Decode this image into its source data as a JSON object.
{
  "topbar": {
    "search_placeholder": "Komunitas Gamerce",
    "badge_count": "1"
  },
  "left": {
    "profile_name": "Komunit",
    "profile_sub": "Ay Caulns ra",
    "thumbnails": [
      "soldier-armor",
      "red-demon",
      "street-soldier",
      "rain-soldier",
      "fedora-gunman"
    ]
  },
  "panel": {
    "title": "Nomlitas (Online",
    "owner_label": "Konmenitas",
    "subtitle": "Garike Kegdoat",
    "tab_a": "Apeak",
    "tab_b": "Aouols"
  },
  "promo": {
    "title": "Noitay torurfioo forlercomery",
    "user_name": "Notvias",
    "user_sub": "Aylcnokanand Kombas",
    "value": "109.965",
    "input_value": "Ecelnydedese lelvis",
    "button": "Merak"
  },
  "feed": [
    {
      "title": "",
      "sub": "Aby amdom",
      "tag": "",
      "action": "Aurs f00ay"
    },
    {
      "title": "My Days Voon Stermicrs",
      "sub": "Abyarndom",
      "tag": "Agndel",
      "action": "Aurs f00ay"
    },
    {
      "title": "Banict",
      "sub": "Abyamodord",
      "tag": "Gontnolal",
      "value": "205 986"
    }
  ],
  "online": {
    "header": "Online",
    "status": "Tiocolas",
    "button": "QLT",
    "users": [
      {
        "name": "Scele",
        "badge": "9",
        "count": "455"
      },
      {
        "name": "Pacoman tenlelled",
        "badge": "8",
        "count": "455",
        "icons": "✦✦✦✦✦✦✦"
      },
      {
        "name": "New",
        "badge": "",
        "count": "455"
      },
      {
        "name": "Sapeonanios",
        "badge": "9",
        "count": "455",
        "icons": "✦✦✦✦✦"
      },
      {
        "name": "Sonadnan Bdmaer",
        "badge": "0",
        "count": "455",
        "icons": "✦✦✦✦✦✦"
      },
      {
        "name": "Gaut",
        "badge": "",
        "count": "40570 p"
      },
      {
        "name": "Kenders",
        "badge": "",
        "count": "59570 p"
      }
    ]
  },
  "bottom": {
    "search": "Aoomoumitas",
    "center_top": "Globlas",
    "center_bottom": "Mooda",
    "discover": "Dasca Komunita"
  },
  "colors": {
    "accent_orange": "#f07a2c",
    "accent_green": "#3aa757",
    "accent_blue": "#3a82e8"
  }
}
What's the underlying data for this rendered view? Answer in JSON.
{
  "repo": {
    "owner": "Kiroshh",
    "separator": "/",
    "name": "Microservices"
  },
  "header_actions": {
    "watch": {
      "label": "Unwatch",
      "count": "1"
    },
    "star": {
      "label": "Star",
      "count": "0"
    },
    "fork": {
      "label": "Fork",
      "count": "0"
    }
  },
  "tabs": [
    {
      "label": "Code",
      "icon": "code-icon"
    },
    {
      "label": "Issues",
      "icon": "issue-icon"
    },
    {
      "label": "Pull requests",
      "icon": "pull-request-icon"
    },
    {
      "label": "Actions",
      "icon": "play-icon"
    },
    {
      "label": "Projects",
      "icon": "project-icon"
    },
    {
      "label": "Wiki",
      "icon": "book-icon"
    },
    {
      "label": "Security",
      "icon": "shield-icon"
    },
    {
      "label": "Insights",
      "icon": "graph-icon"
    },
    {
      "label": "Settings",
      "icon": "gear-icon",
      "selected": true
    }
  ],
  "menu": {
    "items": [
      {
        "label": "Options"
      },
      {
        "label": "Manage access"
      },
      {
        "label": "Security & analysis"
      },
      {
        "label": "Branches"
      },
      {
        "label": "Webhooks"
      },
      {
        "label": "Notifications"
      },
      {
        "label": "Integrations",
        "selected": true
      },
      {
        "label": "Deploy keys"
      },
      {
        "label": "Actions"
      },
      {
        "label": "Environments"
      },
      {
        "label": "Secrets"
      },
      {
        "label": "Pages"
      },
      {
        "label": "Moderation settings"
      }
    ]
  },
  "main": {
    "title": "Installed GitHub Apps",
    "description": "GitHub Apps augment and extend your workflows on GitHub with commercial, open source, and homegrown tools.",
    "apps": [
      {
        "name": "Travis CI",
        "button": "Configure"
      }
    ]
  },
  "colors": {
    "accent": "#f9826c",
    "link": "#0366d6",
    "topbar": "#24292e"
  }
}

● ● ● ● ● ● ●

Look for lines containing the string "button" and copy them all.

Output for this task -
    "button": "Merak"
    "button": "QLT",
        "button": "Configure"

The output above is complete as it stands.